All entries should be output exactly as they stand.
+--
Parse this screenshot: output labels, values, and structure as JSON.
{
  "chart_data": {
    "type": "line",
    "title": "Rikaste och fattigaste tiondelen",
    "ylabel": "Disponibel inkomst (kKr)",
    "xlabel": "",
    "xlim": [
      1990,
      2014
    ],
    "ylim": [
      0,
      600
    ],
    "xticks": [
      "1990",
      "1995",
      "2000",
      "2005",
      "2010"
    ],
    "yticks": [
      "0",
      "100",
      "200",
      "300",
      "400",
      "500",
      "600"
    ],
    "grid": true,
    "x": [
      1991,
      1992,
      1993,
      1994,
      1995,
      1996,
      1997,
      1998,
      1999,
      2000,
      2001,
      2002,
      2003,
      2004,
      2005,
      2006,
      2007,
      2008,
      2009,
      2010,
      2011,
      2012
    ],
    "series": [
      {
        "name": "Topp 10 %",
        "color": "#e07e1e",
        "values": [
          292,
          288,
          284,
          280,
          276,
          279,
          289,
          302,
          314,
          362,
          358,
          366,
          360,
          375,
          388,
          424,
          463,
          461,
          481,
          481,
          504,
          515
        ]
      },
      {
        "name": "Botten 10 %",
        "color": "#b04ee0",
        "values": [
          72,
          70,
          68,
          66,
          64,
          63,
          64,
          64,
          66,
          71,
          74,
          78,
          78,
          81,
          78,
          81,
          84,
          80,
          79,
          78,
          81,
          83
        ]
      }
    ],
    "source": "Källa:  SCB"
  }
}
+--
Task answer ::
Parse this screenshot: output labels, values, and structure as JSON.
{
  "chart_data": {
    "type": "line",
    "title": "Rikaste och fattigaste tiondelen",
    "ylabel": "Disponibel inkomst (kKr)",
    "xlabel": "",
    "xlim": [
      1990,
      2014
    ],
    "ylim": [
      0,
      600
    ],
    "xticks": [
      "1990",
      "1995",
      "2000",
      "2005",
      "2010"
    ],
    "yticks": [
      "0",
      "100",
      "200",
      "300",
      "400",
      "500",
      "600"
    ],
    "grid": true,
    "x": [
      1991,
      1992,
      1993,
      1994,
      1995,
      1996,
      1997,
      1998,
      1999,
      2000,
      2001,
      2002,
      2003,
      2004,
      2005,
      2006,
      2007,
      2008,
      2009,
      2010,
      2011,
      2012
    ],
    "series": [
      {
        "name": "Topp 10 %",
        "color": "#e07e1e",
        "values": [
          292,
          288,
          284,
          280,
          276,
          279,
          289,
          302,
          314,
          362,
          358,
          366,
          360,
          375,
          388,
          424,
          463,
          461,
          481,
          481,
          504,
          515
        ]
      },
      {
        "name": "Botten 10 %",
        "color": "#b04ee0",
        "values": [
          72,
          70,
          68,
          66,
          64,
          63,
          64,
          64,
          66,
          71,
          74,
          78,
          78,
          81,
          78,
          81,
          84,
          80,
          79,
          78,
          81,
          83
        ]
      }
    ],
    "source": "Källa:  SCB"
  }
}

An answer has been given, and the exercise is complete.